■ Exercise task: Count the lines below that include the word "chevron" and write that number alone.

■ Supplied material:

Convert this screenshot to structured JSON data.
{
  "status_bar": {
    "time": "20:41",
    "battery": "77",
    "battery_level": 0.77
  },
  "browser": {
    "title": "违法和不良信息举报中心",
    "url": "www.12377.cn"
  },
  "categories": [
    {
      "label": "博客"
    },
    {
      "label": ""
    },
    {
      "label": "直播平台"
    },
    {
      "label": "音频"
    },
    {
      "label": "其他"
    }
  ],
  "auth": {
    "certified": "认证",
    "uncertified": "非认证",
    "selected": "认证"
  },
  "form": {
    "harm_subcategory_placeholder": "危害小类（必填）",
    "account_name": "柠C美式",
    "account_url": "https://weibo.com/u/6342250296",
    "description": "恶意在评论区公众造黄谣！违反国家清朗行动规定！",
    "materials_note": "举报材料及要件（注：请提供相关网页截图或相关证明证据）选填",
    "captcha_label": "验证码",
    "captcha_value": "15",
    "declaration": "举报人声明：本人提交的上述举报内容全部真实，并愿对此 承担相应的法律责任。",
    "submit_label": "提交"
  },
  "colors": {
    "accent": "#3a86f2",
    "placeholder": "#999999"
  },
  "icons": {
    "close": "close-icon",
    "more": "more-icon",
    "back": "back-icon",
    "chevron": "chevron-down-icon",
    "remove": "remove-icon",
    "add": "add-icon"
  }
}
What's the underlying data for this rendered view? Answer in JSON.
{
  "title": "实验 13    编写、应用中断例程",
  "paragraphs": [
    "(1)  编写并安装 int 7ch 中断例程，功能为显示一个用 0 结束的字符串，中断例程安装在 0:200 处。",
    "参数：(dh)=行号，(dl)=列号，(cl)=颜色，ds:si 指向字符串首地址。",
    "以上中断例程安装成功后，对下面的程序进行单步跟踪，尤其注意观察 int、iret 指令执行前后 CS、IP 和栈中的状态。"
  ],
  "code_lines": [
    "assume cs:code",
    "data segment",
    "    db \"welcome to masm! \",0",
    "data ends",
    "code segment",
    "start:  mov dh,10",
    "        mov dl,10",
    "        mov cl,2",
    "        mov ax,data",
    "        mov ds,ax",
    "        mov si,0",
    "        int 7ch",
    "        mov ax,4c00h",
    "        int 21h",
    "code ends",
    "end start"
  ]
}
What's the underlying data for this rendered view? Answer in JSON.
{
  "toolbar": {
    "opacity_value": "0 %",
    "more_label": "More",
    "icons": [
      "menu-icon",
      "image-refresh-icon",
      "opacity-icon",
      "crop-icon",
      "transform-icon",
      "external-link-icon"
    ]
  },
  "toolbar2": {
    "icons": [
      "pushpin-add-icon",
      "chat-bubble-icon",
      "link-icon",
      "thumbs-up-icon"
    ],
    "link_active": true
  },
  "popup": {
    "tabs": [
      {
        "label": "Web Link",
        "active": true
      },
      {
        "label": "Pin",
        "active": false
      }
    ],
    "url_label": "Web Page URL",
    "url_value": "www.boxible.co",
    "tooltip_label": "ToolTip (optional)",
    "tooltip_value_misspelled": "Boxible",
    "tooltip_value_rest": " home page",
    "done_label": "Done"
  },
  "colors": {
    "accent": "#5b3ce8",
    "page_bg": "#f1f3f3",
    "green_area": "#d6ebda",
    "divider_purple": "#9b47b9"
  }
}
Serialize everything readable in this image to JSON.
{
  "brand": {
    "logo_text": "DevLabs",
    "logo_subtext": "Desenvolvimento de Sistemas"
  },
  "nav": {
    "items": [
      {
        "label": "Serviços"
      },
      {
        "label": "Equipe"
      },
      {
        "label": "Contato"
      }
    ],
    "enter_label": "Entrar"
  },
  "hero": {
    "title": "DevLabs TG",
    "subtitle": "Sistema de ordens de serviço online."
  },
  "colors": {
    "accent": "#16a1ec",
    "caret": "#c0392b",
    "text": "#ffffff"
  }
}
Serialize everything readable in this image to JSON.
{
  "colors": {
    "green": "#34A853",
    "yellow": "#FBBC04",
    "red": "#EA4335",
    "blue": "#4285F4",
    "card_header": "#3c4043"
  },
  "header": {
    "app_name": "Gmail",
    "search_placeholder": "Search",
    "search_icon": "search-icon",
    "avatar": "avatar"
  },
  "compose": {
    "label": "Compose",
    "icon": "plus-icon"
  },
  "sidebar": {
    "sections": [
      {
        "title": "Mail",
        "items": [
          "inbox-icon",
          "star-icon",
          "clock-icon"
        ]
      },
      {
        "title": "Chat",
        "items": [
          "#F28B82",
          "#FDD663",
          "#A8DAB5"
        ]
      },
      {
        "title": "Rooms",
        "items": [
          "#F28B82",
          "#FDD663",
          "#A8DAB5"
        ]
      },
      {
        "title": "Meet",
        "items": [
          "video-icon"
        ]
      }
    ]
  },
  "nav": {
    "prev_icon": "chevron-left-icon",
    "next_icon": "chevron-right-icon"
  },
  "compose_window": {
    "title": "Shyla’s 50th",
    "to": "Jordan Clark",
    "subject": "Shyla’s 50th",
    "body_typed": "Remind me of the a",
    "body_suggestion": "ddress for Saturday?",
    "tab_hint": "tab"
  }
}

■ Complete response: 3